== SUPPLIED RECORDS ==
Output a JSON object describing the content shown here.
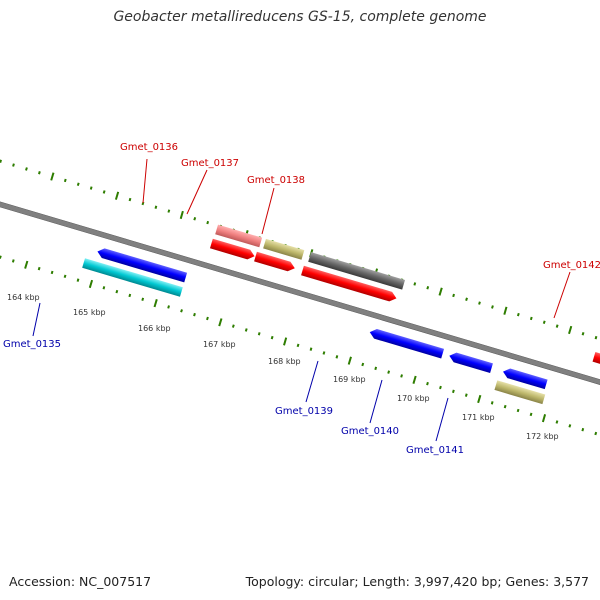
{
  "title": "Geobacter metallireducens GS-15, complete genome",
  "footer": {
    "accession": "Accession: NC_007517",
    "stats": "Topology: circular; Length: 3,997,420 bp; Genes: 3,577"
  },
  "colors": {
    "forward_cds": "#ff0000",
    "forward_cds_light": "#f08080",
    "reverse_cds": "#0000ff",
    "reverse_cds_alt": "#00c8d2",
    "other_feature": "#bdb76b",
    "other_feature_dark": "#666666",
    "backbone": "#7f7f7f",
    "ticks": "#2e7d00",
    "forward_label": "#cc0000",
    "reverse_label": "#0000aa"
  },
  "scale_labels": [
    "164 kbp",
    "165 kbp",
    "166 kbp",
    "167 kbp",
    "168 kbp",
    "169 kbp",
    "170 kbp",
    "171 kbp",
    "172 kbp"
  ],
  "gene_labels": [
    {
      "text": "Gmet_0135",
      "strand": "reverse"
    },
    {
      "text": "Gmet_0136",
      "strand": "forward"
    },
    {
      "text": "Gmet_0137",
      "strand": "forward"
    },
    {
      "text": "Gmet_0138",
      "strand": "forward"
    },
    {
      "text": "Gmet_0139",
      "strand": "reverse"
    },
    {
      "text": "Gmet_0140",
      "strand": "reverse"
    },
    {
      "text": "Gmet_0141",
      "strand": "reverse"
    },
    {
      "text": "Gmet_0142",
      "strand": "forward"
    }
  ]
}
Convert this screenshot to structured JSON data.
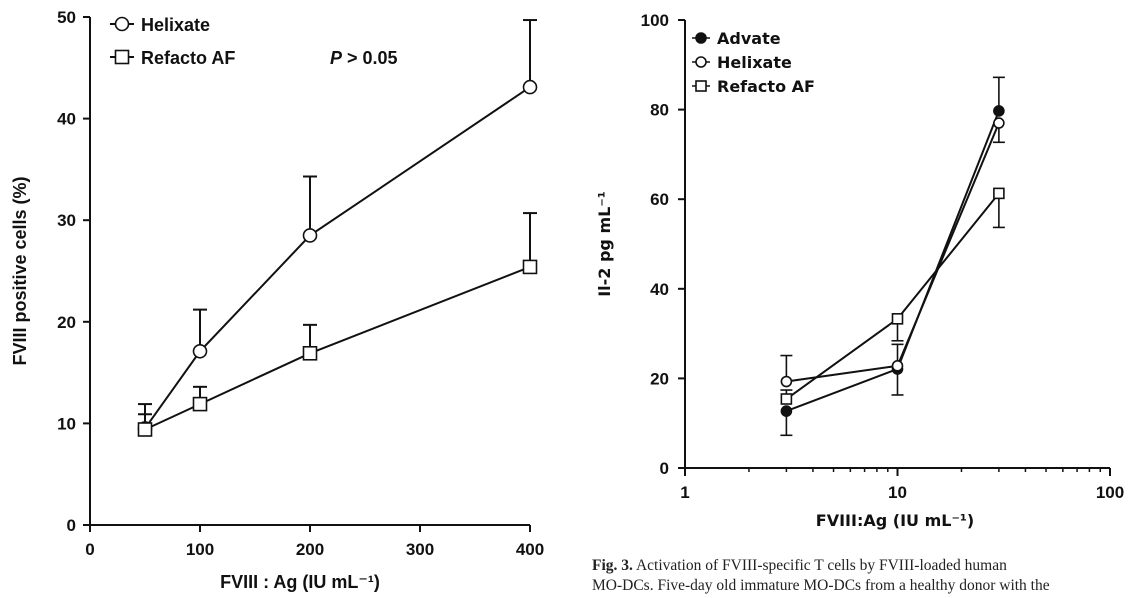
{
  "chart_data": [
    {
      "type": "line",
      "xlabel": "FVIII : Ag (IU mL⁻¹)",
      "ylabel": "FVIII positive cells (%)",
      "xlim": [
        0,
        400
      ],
      "ylim": [
        0,
        50
      ],
      "xticks": [
        "0",
        "100",
        "200",
        "300",
        "400"
      ],
      "yticks": [
        "0",
        "10",
        "20",
        "30",
        "40",
        "50"
      ],
      "annotation": "P > 0.05",
      "annotation_italic": "P",
      "annotation_rest": " > 0.05",
      "legend_position": "top-left",
      "series": [
        {
          "name": "Helixate",
          "marker": "open-circle",
          "x": [
            50,
            100,
            200,
            400
          ],
          "y": [
            9.5,
            17.1,
            28.5,
            43.1
          ],
          "err": [
            2.4,
            4.1,
            5.8,
            6.6
          ]
        },
        {
          "name": "Refacto AF",
          "marker": "open-square",
          "x": [
            50,
            100,
            200,
            400
          ],
          "y": [
            9.4,
            11.9,
            16.9,
            25.4
          ],
          "err": [
            1.5,
            1.7,
            2.8,
            5.3
          ]
        }
      ]
    },
    {
      "type": "line",
      "xscale": "log",
      "xlabel": "FVIII:Ag (IU mL⁻¹)",
      "ylabel": "Il-2 pg mL⁻¹",
      "xlim": [
        1,
        100
      ],
      "ylim": [
        0,
        100
      ],
      "xticks": [
        "1",
        "10",
        "100"
      ],
      "yticks": [
        "0",
        "20",
        "40",
        "60",
        "80",
        "100"
      ],
      "legend_position": "top-left",
      "series": [
        {
          "name": "Advate",
          "marker": "filled-circle",
          "x": [
            3,
            10,
            30
          ],
          "y": [
            12.7,
            22.1,
            79.7
          ],
          "err": [
            5.4,
            5.8,
            7.5
          ],
          "errdir": [
            -1,
            -1,
            1
          ]
        },
        {
          "name": "Helixate",
          "marker": "open-circle",
          "x": [
            3,
            10,
            30
          ],
          "y": [
            19.3,
            22.8,
            77.0
          ],
          "err": [
            5.8,
            4.8,
            4.3
          ],
          "errdir": [
            1,
            1,
            -1
          ]
        },
        {
          "name": "Refacto AF",
          "marker": "open-square",
          "x": [
            3,
            10,
            30
          ],
          "y": [
            15.4,
            33.3,
            61.3
          ],
          "err": [
            2.0,
            4.9,
            7.6
          ],
          "errdir": [
            1,
            -1,
            -1
          ]
        }
      ]
    }
  ],
  "caption": {
    "label": "Fig. 3.",
    "line1": "Activation of FVIII-specific T cells by FVIII-loaded human",
    "line2": "MO-DCs. Five-day old immature MO-DCs from a healthy donor with the"
  }
}
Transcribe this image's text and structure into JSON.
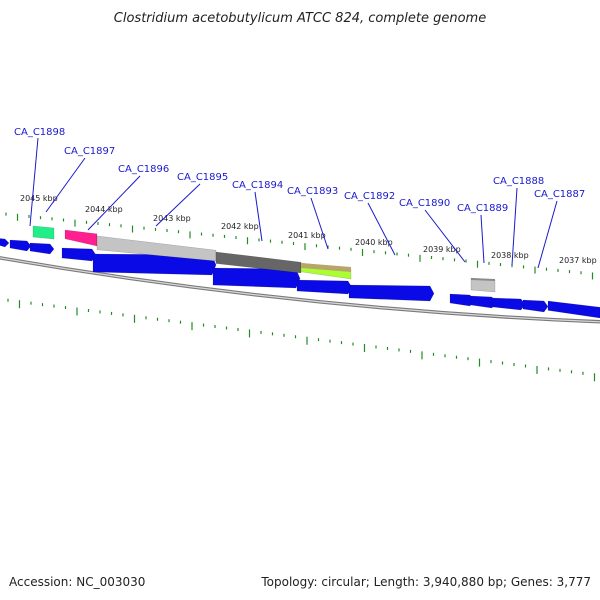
{
  "title": "Clostridium acetobutylicum ATCC 824, complete genome",
  "footer": {
    "accession": "Accession: NC_003030",
    "summary": "Topology: circular; Length: 3,940,880 bp; Genes: 3,777"
  },
  "colors": {
    "forward_cds": "#0a0ae6",
    "reverse_cds_light": "#c4c4c4",
    "reverse_cds_dark": "#666666",
    "rna_magenta": "#ff1f8e",
    "rna_green": "#22ee88",
    "rna_lime": "#aaff33",
    "rna_olive": "#b8a668",
    "tick": "#228b22",
    "label": "#1a1acc"
  },
  "kbp_markers": [
    "2045 kbp",
    "2044 kbp",
    "2043 kbp",
    "2042 kbp",
    "2041 kbp",
    "2040 kbp",
    "2039 kbp",
    "2038 kbp",
    "2037 kbp"
  ],
  "gene_labels": [
    "CA_C1898",
    "CA_C1897",
    "CA_C1896",
    "CA_C1895",
    "CA_C1894",
    "CA_C1893",
    "CA_C1892",
    "CA_C1890",
    "CA_C1889",
    "CA_C1888",
    "CA_C1887"
  ],
  "features": [
    {
      "strand": "forward",
      "type": "CDS"
    },
    {
      "strand": "forward",
      "type": "CDS"
    },
    {
      "strand": "forward",
      "type": "CDS"
    },
    {
      "strand": "forward",
      "type": "CDS"
    },
    {
      "strand": "forward",
      "type": "CDS"
    },
    {
      "strand": "forward",
      "type": "CDS"
    },
    {
      "strand": "forward",
      "type": "CDS"
    },
    {
      "strand": "forward",
      "type": "CDS"
    },
    {
      "strand": "forward",
      "type": "CDS"
    },
    {
      "strand": "forward",
      "type": "CDS"
    },
    {
      "strand": "forward",
      "type": "CDS"
    },
    {
      "strand": "forward",
      "type": "CDS"
    },
    {
      "strand": "reverse",
      "type": "RNA"
    },
    {
      "strand": "reverse",
      "type": "RNA"
    },
    {
      "strand": "reverse",
      "type": "CDS"
    },
    {
      "strand": "reverse",
      "type": "CDS"
    },
    {
      "strand": "reverse",
      "type": "RNA"
    },
    {
      "strand": "reverse",
      "type": "CDS"
    }
  ]
}
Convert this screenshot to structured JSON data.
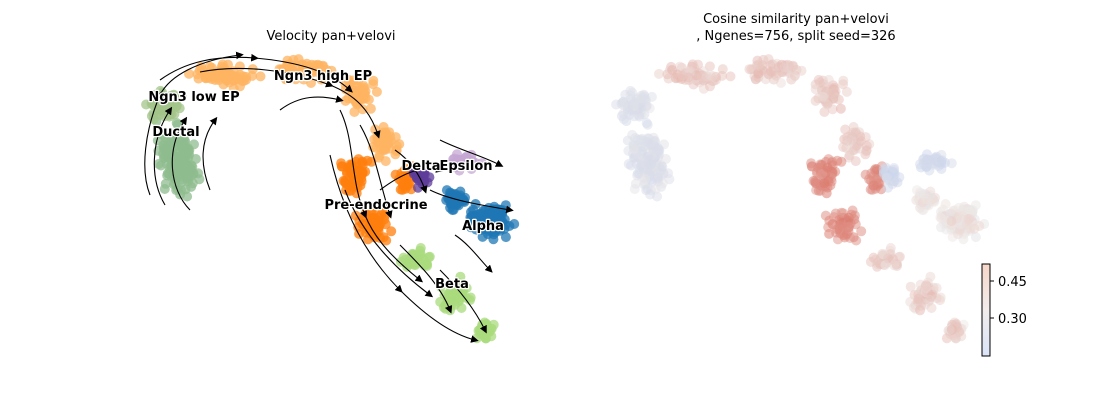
{
  "colors": {
    "Ductal": "#8fbc8f",
    "Ngn3 low EP": "#a3c48a",
    "Ngn3 high EP": "#fdb462",
    "Pre-endocrine": "#ff7f0e",
    "Beta": "#aadb7d",
    "Alpha": "#1f77b4",
    "Delta": "#5e3c99",
    "Epsilon": "#c5a7d3"
  },
  "chart_data": [
    {
      "type": "scatter",
      "title": "Velocity pan+velovi",
      "cluster_labels": [
        "Ngn3 low EP",
        "Ngn3 high EP",
        "Ductal",
        "Delta",
        "Epsilon",
        "Pre-endocrine",
        "Alpha",
        "Beta"
      ],
      "overlay": "streamlines",
      "axes": "off"
    },
    {
      "type": "scatter",
      "title_line1": "Cosine similarity pan+velovi",
      "title_line2": ", Ngenes=756, split seed=326",
      "colormap": "coolwarm",
      "colorbar": {
        "ticks": [
          "0.45",
          "0.30"
        ],
        "range": [
          0.22,
          0.5
        ]
      },
      "axes": "off"
    }
  ]
}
===
**YOUR INSTRUCTIONS**
If a record contains a picture, leave the picture out and retype everything else exactly.

**THE ANSWER**
Output a JSON object describing the content shown here.
{
  "title": "Geobacter metallireducens GS-15, complete genome",
  "footer": {
    "accession": "Accession: NC_007517",
    "stats": "Topology: circular; Length: 3,997,420 bp; Genes: 3,577"
  },
  "colors": {
    "forward_cds": "#ff0000",
    "forward_cds_light": "#f08080",
    "reverse_cds": "#0000ff",
    "reverse_cds_alt": "#00c8d2",
    "other_feature": "#bdb76b",
    "other_feature_dark": "#666666",
    "backbone": "#7f7f7f",
    "ticks": "#2e7d00",
    "forward_label": "#cc0000",
    "reverse_label": "#0000aa"
  },
  "scale_labels": [
    "164 kbp",
    "165 kbp",
    "166 kbp",
    "167 kbp",
    "168 kbp",
    "169 kbp",
    "170 kbp",
    "171 kbp",
    "172 kbp"
  ],
  "gene_labels": [
    {
      "text": "Gmet_0135",
      "strand": "reverse"
    },
    {
      "text": "Gmet_0136",
      "strand": "forward"
    },
    {
      "text": "Gmet_0137",
      "strand": "forward"
    },
    {
      "text": "Gmet_0138",
      "strand": "forward"
    },
    {
      "text": "Gmet_0139",
      "strand": "reverse"
    },
    {
      "text": "Gmet_0140",
      "strand": "reverse"
    },
    {
      "text": "Gmet_0141",
      "strand": "reverse"
    },
    {
      "text": "Gmet_0142",
      "strand": "forward"
    }
  ]
}
Convert this screenshot to structured JSON data.
{
  "chart_data": [
    {
      "type": "line",
      "xlabel": "FVIII : Ag (IU mL⁻¹)",
      "ylabel": "FVIII positive cells (%)",
      "xlim": [
        0,
        400
      ],
      "ylim": [
        0,
        50
      ],
      "xticks": [
        "0",
        "100",
        "200",
        "300",
        "400"
      ],
      "yticks": [
        "0",
        "10",
        "20",
        "30",
        "40",
        "50"
      ],
      "annotation": "P > 0.05",
      "annotation_italic": "P",
      "annotation_rest": " > 0.05",
      "legend_position": "top-left",
      "series": [
        {
          "name": "Helixate",
          "marker": "open-circle",
          "x": [
            50,
            100,
            200,
            400
          ],
          "y": [
            9.5,
            17.1,
            28.5,
            43.1
          ],
          "err": [
            2.4,
            4.1,
            5.8,
            6.6
          ]
        },
        {
          "name": "Refacto AF",
          "marker": "open-square",
          "x": [
            50,
            100,
            200,
            400
          ],
          "y": [
            9.4,
            11.9,
            16.9,
            25.4
          ],
          "err": [
            1.5,
            1.7,
            2.8,
            5.3
          ]
        }
      ]
    },
    {
      "type": "line",
      "xscale": "log",
      "xlabel": "FVIII:Ag (IU mL⁻¹)",
      "ylabel": "Il-2 pg mL⁻¹",
      "xlim": [
        1,
        100
      ],
      "ylim": [
        0,
        100
      ],
      "xticks": [
        "1",
        "10",
        "100"
      ],
      "yticks": [
        "0",
        "20",
        "40",
        "60",
        "80",
        "100"
      ],
      "legend_position": "top-left",
      "series": [
        {
          "name": "Advate",
          "marker": "filled-circle",
          "x": [
            3,
            10,
            30
          ],
          "y": [
            12.7,
            22.1,
            79.7
          ],
          "err": [
            5.4,
            5.8,
            7.5
          ],
          "errdir": [
            -1,
            -1,
            1
          ]
        },
        {
          "name": "Helixate",
          "marker": "open-circle",
          "x": [
            3,
            10,
            30
          ],
          "y": [
            19.3,
            22.8,
            77.0
          ],
          "err": [
            5.8,
            4.8,
            4.3
          ],
          "errdir": [
            1,
            1,
            -1
          ]
        },
        {
          "name": "Refacto AF",
          "marker": "open-square",
          "x": [
            3,
            10,
            30
          ],
          "y": [
            15.4,
            33.3,
            61.3
          ],
          "err": [
            2.0,
            4.9,
            7.6
          ],
          "errdir": [
            1,
            -1,
            -1
          ]
        }
      ]
    }
  ],
  "caption": {
    "label": "Fig. 3.",
    "line1": "Activation of FVIII-specific T cells by FVIII-loaded human",
    "line2": "MO-DCs. Five-day old immature MO-DCs from a healthy donor with the"
  }
}
Transcribe this image's text and structure into JSON.
{
  "title": "Clostridium acetobutylicum ATCC 824, complete genome",
  "footer": {
    "accession": "Accession: NC_003030",
    "summary": "Topology: circular; Length: 3,940,880 bp; Genes: 3,777"
  },
  "colors": {
    "forward_cds": "#0a0ae6",
    "reverse_cds_light": "#c4c4c4",
    "reverse_cds_dark": "#666666",
    "rna_magenta": "#ff1f8e",
    "rna_green": "#22ee88",
    "rna_lime": "#aaff33",
    "rna_olive": "#b8a668",
    "tick": "#228b22",
    "label": "#1a1acc"
  },
  "kbp_markers": [
    "2045 kbp",
    "2044 kbp",
    "2043 kbp",
    "2042 kbp",
    "2041 kbp",
    "2040 kbp",
    "2039 kbp",
    "2038 kbp",
    "2037 kbp"
  ],
  "gene_labels": [
    "CA_C1898",
    "CA_C1897",
    "CA_C1896",
    "CA_C1895",
    "CA_C1894",
    "CA_C1893",
    "CA_C1892",
    "CA_C1890",
    "CA_C1889",
    "CA_C1888",
    "CA_C1887"
  ],
  "features": [
    {
      "strand": "forward",
      "type": "CDS"
    },
    {
      "strand": "forward",
      "type": "CDS"
    },
    {
      "strand": "forward",
      "type": "CDS"
    },
    {
      "strand": "forward",
      "type": "CDS"
    },
    {
      "strand": "forward",
      "type": "CDS"
    },
    {
      "strand": "forward",
      "type": "CDS"
    },
    {
      "strand": "forward",
      "type": "CDS"
    },
    {
      "strand": "forward",
      "type": "CDS"
    },
    {
      "strand": "forward",
      "type": "CDS"
    },
    {
      "strand": "forward",
      "type": "CDS"
    },
    {
      "strand": "forward",
      "type": "CDS"
    },
    {
      "strand": "forward",
      "type": "CDS"
    },
    {
      "strand": "reverse",
      "type": "RNA"
    },
    {
      "strand": "reverse",
      "type": "RNA"
    },
    {
      "strand": "reverse",
      "type": "CDS"
    },
    {
      "strand": "reverse",
      "type": "CDS"
    },
    {
      "strand": "reverse",
      "type": "RNA"
    },
    {
      "strand": "reverse",
      "type": "CDS"
    }
  ]
}
Convert this screenshot to structured JSON data.
{
  "colors": {
    "Ductal": "#8fbc8f",
    "Ngn3 low EP": "#a3c48a",
    "Ngn3 high EP": "#fdb462",
    "Pre-endocrine": "#ff7f0e",
    "Beta": "#aadb7d",
    "Alpha": "#1f77b4",
    "Delta": "#5e3c99",
    "Epsilon": "#c5a7d3"
  },
  "chart_data": [
    {
      "type": "scatter",
      "title": "Velocity pan+velovi",
      "cluster_labels": [
        "Ngn3 low EP",
        "Ngn3 high EP",
        "Ductal",
        "Delta",
        "Epsilon",
        "Pre-endocrine",
        "Alpha",
        "Beta"
      ],
      "overlay": "streamlines",
      "axes": "off"
    },
    {
      "type": "scatter",
      "title_line1": "Cosine similarity pan+velovi",
      "title_line2": ", Ngenes=756, split seed=326",
      "colormap": "coolwarm",
      "colorbar": {
        "ticks": [
          "0.45",
          "0.30"
        ],
        "range": [
          0.22,
          0.5
        ]
      },
      "axes": "off"
    }
  ]
}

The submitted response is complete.